- Ejercicio propuesto 1:
Responde según el texto de lectura: ¿a qué edad decidió Eulalia dejar de estudiar?
- Ejercicio propuesto 2:
Indica si cada afirmación concuerda con el texto de lectura y respalda tu respuesta con las palabras del texto que lo deciden: (a) La madre de Eulalia reapareció cuando ella cursaba tercero de primaria. (b) Eulalia se negó a ayudar a la maestra. (c) La maestra necesitaba ayuda porque pronto tendría a su bebé.
- Ejercicio propuesto 3:
Traduce al inglés esta oración del texto de lectura: «No había nada que la escuela pudiese ofrecerle y las carencias en casa sólo se acrecentaban».

- Texto de lectura:
★ ★ ★ ★

En tercer año de primaria, la madre de Eulalia de Jesús apareció en su vida, se disculpó y prometió llevarla de regreso a su hogar; donde estarían sus hermanas, hermanos y su papá. A este momento, ella lo nombra: La pesadilla.

El trabajo forzado se recrudeció, preparaba la comida, recogía la leña, hacía las tortillas y lavaba la ropa. Explica que se sentía como estar esclavizada, sin recibir nada a cambio, en el cuerpo a manos de su madre quien, además, la dejaba sin comer.

Eulalia había decidido dejar de estudiar a los 10 años, cuando iba en quinto de primaria. No había nada que la escuela pudiese ofrecerle y las carencias en casa sólo se acrecentaban.

La oportunidad que necesitaba

Todo cambió cuando una maestra le preguntó si alguna de sus hermanas mayores se podía ir a trabajar a su casa, pues pronto tendría a su bebé y necesitaba alguien que la ayudara. Eulalia se ofreció, le explicó que iba a dejar de estudiar y que le sería de mucha ayuda, después de todo, había trabajado la mitad de su vida.

★ ★ ★ ★

- Listado recibido:
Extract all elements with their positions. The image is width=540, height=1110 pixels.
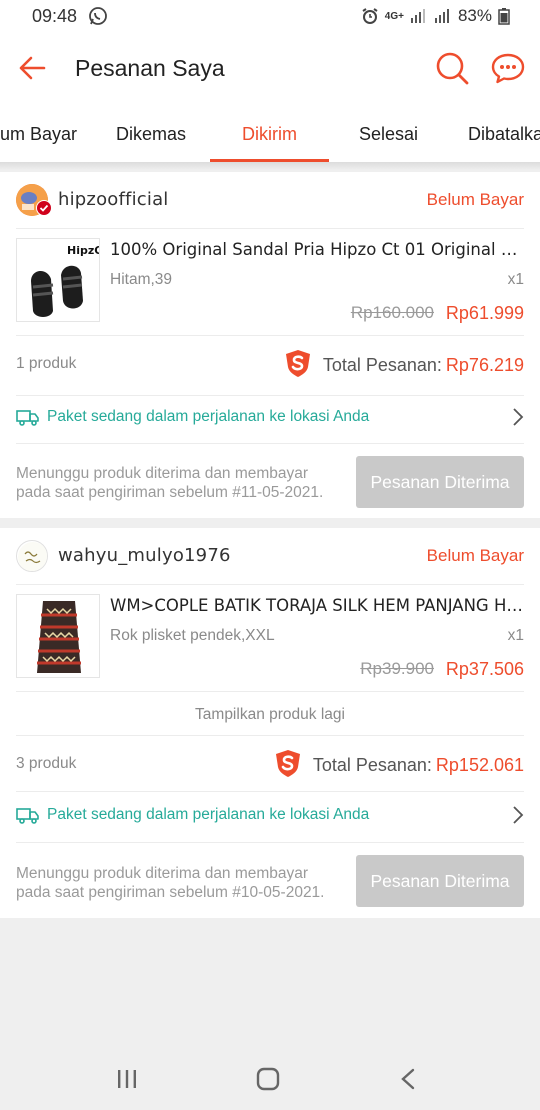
- product-variant: Hitam,39: [110, 271, 173, 288]
- order-received-button[interactable]: Pesanan Diterima: [356, 456, 524, 508]
- order-tabs: Belum Bayar Dikemas Dikirim Selesai Diba…: [0, 104, 540, 162]
- chat-icon[interactable]: [491, 52, 525, 89]
- product-thumbnail[interactable]: HipzO: [16, 238, 100, 322]
- home-icon[interactable]: [256, 1067, 280, 1096]
- chevron-right-icon: [512, 805, 524, 830]
- order-card[interactable]: hipzoofficial Belum Bayar HipzO 100% Ori…: [0, 172, 540, 518]
- order-status: Belum Bayar: [426, 190, 524, 209]
- shop-row[interactable]: hipzoofficial Belum Bayar: [0, 172, 540, 228]
- order-total: Total Pesanan: Rp76.219: [283, 348, 524, 383]
- divider: [16, 443, 524, 444]
- discounted-price: Rp61.999: [445, 303, 524, 323]
- divider: [16, 735, 524, 736]
- truck-icon: [16, 408, 40, 431]
- tab-belum-bayar[interactable]: Belum Bayar: [0, 124, 77, 145]
- shipping-status-text: Paket sedang dalam perjalanan ke lokasi …: [47, 806, 370, 823]
- shop-name: wahyu_mulyo1976: [58, 545, 231, 566]
- show-more-products[interactable]: Tampilkan produk lagi: [0, 706, 540, 724]
- tab-dikirim[interactable]: Dikirim: [242, 124, 297, 145]
- shipping-status-row[interactable]: Paket sedang dalam perjalanan ke lokasi …: [0, 396, 540, 440]
- original-price: Rp39.900: [360, 659, 434, 678]
- shipping-status-text: Paket sedang dalam perjalanan ke lokasi …: [47, 408, 370, 425]
- divider: [16, 842, 524, 843]
- divider: [16, 791, 524, 792]
- divider: [16, 691, 524, 692]
- whatsapp-icon: [88, 6, 108, 31]
- divider: [16, 335, 524, 336]
- product-count: 3 produk: [16, 755, 77, 772]
- product-name[interactable]: 100% Original Sandal Pria Hipzo Ct 01 Or…: [110, 240, 524, 259]
- nav-back-icon[interactable]: [400, 1068, 416, 1095]
- product-thumbnail[interactable]: [16, 594, 100, 678]
- discounted-price: Rp37.506: [445, 659, 524, 679]
- product-name[interactable]: WM>COPLE BATIK TORAJA SILK HEM PANJANG H…: [110, 596, 524, 615]
- total-value: Rp76.219: [445, 355, 524, 375]
- clock: 09:48: [32, 6, 78, 26]
- shield-icon: [273, 748, 303, 783]
- alarm-icon: [362, 8, 378, 24]
- shop-row[interactable]: wahyu_mulyo1976 Belum Bayar: [0, 528, 540, 584]
- battery-icon: [498, 8, 510, 25]
- battery-percent: 83%: [457, 6, 492, 25]
- status-bar: 09:48 4G+ 83%: [0, 0, 540, 34]
- top-bar: Pesanan Saya: [0, 34, 540, 104]
- total-value: Rp152.061: [435, 755, 524, 775]
- product-qty: x1: [507, 627, 524, 644]
- order-card[interactable]: wahyu_mulyo1976 Belum Bayar WM>COPLE BAT…: [0, 528, 540, 918]
- waiting-note: Menunggu produk diterima dan membayar pa…: [16, 865, 325, 901]
- product-variant: Rok plisket pendek,XXL: [110, 627, 275, 644]
- waiting-note: Menunggu produk diterima dan membayar pa…: [16, 465, 324, 501]
- original-price: Rp160.000: [350, 303, 434, 322]
- back-arrow-icon[interactable]: [16, 52, 48, 89]
- thumb-brand: HipzO: [67, 244, 100, 257]
- total-label: Total Pesanan:: [322, 355, 442, 375]
- truck-icon: [16, 806, 40, 829]
- shop-avatar: [16, 540, 48, 572]
- chevron-right-icon: [512, 407, 524, 432]
- divider: [16, 228, 524, 229]
- recent-apps-icon[interactable]: [116, 1068, 138, 1095]
- tabs-shadow: [0, 162, 540, 170]
- search-icon[interactable]: [434, 50, 470, 91]
- divider: [16, 584, 524, 585]
- page-title: Pesanan Saya: [75, 55, 225, 81]
- shop-name: hipzoofficial: [58, 189, 169, 210]
- total-label: Total Pesanan:: [312, 755, 432, 775]
- tab-dikemas[interactable]: Dikemas: [116, 124, 186, 145]
- tab-selesai[interactable]: Selesai: [359, 124, 418, 145]
- shield-icon: [283, 348, 313, 383]
- order-received-button[interactable]: Pesanan Diterima: [356, 855, 524, 907]
- signal-icon: [410, 9, 425, 23]
- product-qty: x1: [507, 271, 524, 288]
- verified-badge-icon: [36, 200, 52, 221]
- order-status: Belum Bayar: [426, 546, 524, 565]
- signal-icon-2: [434, 9, 449, 23]
- system-nav-bar: [0, 1050, 540, 1110]
- order-total: Total Pesanan: Rp152.061: [273, 748, 524, 783]
- network-type: 4G+: [384, 10, 404, 22]
- shipping-status-row[interactable]: Paket sedang dalam perjalanan ke lokasi …: [0, 794, 540, 838]
- tab-dibatalkan[interactable]: Dibatalkan: [468, 124, 540, 145]
- product-count: 1 produk: [16, 355, 77, 372]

★ ★ ★ ★

- Respuesta final 1:
A los 10 años, cuando iba en quinto de primaria.

- Respuesta final 2:
(a) Sí: «En tercer año de primaria, la madre de Eulalia de Jesús apareció en su vida».
(b) No: «Eulalia se ofreció».
(c) Sí: «pues pronto tendría a su bebé y necesitaba alguien que la ayudara».

- Respuesta final 3:
There was nothing the school could offer her, and the hardships at home only kept growing.